What you should do » Select lines where the word "between" appears.

[Structured figure records]
_ _ _ _ _ _ _
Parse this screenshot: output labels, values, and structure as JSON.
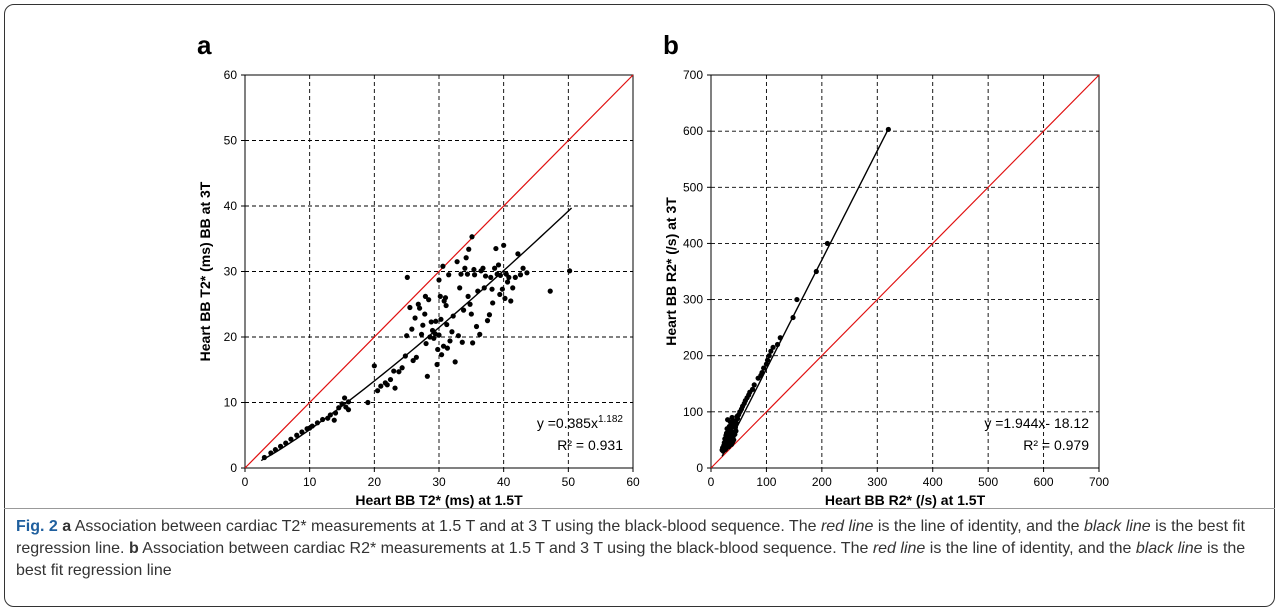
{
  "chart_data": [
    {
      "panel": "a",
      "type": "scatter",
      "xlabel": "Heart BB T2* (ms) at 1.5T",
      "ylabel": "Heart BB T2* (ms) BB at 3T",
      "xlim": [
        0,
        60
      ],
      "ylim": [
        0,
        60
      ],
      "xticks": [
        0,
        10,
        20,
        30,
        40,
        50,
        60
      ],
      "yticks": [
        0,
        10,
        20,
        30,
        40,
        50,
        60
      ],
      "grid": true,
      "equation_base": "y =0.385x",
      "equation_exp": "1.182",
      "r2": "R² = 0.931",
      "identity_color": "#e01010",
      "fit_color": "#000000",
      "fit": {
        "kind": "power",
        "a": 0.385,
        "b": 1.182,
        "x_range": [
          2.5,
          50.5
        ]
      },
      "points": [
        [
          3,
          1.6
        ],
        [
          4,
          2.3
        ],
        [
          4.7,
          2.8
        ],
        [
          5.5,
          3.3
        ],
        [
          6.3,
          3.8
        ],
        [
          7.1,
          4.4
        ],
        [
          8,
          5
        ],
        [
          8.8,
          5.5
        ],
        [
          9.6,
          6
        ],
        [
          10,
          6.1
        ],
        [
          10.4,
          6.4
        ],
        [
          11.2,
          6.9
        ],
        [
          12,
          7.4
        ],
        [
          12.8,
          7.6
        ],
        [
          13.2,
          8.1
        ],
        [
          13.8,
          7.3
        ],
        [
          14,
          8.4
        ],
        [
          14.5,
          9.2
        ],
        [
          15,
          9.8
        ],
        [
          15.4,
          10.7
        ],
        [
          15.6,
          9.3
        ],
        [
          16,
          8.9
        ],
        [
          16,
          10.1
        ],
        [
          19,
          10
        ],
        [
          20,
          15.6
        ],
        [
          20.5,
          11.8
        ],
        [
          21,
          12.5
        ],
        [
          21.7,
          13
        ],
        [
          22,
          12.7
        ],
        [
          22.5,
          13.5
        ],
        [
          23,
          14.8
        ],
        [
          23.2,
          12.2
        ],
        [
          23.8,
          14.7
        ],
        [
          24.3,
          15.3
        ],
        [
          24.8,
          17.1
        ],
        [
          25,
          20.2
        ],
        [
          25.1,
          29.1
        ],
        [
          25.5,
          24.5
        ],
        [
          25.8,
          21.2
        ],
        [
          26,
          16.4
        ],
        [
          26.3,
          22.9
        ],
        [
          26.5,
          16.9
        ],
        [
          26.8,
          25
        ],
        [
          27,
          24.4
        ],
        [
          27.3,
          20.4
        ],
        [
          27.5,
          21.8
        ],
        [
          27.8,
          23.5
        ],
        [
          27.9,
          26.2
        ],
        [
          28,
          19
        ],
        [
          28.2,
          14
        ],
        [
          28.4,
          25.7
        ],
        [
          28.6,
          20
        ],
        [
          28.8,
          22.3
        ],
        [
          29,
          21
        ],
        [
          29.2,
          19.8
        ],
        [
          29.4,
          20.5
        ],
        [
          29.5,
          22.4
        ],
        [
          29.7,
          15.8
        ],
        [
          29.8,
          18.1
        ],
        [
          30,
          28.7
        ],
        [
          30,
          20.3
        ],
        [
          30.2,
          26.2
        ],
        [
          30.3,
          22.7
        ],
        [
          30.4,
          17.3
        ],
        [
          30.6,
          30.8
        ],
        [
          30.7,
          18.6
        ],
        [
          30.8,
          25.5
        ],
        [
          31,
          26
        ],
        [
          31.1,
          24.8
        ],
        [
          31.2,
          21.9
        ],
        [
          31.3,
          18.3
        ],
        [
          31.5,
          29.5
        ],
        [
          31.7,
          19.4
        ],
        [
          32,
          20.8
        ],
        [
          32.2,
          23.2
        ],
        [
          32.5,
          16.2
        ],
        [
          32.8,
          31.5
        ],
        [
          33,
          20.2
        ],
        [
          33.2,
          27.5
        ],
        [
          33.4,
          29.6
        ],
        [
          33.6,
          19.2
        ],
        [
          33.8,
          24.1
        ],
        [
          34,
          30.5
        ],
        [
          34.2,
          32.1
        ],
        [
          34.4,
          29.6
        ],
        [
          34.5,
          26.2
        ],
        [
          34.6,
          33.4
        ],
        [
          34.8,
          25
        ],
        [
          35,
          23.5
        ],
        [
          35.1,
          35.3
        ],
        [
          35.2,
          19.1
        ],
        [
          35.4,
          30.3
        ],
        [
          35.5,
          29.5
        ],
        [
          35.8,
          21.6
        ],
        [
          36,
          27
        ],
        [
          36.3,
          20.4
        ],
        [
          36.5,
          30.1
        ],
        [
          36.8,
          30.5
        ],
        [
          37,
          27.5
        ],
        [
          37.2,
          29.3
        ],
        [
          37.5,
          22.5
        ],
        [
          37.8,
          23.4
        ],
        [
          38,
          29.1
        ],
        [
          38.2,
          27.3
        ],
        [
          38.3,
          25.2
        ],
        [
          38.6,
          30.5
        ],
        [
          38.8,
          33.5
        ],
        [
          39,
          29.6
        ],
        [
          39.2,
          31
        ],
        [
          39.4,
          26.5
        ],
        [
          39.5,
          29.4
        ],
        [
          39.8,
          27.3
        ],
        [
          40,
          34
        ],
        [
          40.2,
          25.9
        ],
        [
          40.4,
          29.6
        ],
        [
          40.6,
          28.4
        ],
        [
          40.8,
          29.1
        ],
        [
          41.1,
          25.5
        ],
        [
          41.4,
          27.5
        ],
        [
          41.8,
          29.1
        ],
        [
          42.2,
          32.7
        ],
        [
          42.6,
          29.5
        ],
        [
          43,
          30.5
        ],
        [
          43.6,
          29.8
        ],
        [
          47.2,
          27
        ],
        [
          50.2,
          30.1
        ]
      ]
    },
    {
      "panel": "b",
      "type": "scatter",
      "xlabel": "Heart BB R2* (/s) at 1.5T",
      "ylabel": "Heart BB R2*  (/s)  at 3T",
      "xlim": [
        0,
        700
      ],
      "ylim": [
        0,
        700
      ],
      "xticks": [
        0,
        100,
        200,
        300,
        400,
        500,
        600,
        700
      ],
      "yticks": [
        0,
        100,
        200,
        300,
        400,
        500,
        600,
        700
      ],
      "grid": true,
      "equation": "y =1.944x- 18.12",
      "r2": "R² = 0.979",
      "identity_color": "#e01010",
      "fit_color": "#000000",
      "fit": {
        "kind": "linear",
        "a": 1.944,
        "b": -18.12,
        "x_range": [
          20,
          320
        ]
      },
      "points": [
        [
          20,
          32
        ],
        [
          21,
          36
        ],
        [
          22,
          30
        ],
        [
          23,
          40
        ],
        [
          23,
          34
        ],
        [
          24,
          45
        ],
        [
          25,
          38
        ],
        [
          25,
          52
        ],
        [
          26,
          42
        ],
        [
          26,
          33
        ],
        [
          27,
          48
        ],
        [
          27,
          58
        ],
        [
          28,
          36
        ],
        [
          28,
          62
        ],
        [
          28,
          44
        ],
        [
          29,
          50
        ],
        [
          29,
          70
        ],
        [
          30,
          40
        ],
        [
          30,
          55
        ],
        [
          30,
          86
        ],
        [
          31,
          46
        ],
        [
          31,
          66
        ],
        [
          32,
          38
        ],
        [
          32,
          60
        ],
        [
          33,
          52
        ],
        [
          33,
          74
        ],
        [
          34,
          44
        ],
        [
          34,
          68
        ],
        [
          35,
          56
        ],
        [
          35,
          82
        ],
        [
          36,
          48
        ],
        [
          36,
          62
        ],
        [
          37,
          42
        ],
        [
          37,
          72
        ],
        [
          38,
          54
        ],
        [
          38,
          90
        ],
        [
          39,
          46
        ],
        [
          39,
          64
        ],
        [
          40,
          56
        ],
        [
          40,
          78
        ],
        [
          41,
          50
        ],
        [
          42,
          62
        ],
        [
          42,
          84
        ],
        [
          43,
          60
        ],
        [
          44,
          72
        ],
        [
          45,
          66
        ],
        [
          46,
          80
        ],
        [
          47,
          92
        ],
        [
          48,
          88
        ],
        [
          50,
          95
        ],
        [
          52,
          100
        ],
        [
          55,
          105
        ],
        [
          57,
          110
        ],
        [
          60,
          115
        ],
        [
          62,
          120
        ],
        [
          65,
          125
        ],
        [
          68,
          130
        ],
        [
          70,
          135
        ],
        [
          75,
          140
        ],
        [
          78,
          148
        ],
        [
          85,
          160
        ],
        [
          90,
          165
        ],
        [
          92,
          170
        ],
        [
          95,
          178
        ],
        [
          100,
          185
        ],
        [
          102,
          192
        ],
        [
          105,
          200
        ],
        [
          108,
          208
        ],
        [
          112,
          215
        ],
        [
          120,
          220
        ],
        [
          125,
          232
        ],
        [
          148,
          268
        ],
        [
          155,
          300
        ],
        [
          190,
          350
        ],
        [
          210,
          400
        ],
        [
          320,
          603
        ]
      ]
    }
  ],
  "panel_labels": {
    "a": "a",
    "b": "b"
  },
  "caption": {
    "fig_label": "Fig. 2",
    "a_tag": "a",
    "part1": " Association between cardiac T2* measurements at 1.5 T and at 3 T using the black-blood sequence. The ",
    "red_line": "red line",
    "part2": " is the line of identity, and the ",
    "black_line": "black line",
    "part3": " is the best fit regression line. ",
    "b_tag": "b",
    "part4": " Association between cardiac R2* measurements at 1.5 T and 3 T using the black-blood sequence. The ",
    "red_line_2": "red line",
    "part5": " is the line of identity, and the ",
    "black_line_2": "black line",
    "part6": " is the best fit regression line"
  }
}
_ _ _ _ _ _ _
Exercise result »
    "part1": " Association between cardiac T2* measurements at 1.5 T and at 3 T using the black-blood sequence. The ",
    "part4": " Association between cardiac R2* measurements at 1.5 T and 3 T using the black-blood sequence. The ",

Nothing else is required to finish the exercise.